-- START Records to use --

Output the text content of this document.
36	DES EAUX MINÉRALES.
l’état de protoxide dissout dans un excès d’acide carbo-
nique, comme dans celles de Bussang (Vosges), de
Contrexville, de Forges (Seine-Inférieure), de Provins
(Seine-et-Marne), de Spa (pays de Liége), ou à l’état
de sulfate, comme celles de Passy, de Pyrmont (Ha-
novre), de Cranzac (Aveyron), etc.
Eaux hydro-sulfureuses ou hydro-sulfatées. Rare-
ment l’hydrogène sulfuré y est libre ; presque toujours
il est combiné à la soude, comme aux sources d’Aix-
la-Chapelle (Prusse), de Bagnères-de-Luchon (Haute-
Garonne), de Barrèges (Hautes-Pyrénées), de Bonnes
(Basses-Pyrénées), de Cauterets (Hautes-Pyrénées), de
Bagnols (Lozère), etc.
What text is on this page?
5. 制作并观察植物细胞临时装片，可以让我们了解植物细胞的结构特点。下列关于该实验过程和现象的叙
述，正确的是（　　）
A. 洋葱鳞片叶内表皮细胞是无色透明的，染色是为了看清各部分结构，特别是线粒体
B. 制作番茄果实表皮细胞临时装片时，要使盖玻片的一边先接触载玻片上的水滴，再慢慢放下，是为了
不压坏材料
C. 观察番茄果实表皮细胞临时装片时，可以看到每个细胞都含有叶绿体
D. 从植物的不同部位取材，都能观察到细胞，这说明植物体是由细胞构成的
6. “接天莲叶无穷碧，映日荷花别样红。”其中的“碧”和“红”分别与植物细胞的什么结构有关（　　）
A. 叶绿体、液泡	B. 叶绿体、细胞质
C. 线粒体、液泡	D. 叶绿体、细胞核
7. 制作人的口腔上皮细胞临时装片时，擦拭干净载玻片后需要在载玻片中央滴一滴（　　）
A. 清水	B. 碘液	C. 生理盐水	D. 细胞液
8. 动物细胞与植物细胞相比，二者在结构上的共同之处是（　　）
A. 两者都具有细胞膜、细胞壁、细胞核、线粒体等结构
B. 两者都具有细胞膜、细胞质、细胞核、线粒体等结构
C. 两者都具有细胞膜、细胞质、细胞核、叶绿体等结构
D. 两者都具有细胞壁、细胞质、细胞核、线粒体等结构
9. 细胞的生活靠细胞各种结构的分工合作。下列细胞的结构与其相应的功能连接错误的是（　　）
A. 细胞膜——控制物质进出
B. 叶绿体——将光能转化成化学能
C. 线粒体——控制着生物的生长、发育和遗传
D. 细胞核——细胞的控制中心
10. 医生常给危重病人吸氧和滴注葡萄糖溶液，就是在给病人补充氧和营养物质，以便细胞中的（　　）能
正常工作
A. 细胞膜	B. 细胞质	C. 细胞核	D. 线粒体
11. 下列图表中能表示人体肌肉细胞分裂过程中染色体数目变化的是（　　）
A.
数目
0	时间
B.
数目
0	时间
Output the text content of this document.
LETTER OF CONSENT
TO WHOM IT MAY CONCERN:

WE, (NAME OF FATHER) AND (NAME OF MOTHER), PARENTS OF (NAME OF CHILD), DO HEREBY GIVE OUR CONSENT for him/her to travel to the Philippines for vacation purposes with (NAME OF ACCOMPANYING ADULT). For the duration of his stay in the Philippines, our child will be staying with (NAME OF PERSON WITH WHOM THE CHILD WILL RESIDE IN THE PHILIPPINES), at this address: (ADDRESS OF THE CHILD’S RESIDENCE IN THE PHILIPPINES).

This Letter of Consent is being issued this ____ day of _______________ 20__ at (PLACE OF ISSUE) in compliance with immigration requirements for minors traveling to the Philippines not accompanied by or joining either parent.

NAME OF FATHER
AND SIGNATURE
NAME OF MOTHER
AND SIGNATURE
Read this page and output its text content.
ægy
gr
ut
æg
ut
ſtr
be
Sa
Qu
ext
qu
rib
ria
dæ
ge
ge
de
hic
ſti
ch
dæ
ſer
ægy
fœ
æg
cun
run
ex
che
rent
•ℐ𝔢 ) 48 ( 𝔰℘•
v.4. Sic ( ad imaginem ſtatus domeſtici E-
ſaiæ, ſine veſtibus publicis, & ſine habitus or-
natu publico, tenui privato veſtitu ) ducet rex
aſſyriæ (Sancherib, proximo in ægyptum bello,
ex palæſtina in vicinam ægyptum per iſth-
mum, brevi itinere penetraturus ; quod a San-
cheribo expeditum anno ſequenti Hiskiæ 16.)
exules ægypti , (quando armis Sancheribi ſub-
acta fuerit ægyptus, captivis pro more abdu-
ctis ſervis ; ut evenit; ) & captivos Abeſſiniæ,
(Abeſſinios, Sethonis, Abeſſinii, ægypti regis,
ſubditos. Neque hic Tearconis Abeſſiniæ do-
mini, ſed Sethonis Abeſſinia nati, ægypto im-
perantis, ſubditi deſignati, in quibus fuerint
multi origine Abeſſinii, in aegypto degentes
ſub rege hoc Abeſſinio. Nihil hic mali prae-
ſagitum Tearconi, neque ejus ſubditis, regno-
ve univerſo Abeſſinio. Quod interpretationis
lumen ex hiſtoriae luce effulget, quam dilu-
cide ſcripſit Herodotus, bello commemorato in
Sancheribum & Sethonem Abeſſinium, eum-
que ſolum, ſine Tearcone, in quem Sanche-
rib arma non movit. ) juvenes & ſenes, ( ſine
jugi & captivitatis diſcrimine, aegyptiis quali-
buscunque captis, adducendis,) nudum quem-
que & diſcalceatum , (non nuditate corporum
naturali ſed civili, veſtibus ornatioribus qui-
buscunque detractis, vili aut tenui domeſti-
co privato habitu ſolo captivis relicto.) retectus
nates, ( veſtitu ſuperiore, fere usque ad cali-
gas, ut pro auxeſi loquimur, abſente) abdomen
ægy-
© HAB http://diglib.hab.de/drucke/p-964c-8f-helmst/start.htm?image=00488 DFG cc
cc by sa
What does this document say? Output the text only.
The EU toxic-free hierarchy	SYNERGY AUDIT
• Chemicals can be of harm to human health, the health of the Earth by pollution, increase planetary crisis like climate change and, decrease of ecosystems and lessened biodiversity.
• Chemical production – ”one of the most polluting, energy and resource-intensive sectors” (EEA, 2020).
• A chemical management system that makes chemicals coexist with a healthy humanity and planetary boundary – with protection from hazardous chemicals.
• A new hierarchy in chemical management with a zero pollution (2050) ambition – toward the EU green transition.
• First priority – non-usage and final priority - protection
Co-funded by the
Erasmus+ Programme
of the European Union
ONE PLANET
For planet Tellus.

-- END Records to use --

- **Task**: List all lines above in which the string "page" appears.

- **Right answer**:
What text is on this page?
Read this page and output its text content.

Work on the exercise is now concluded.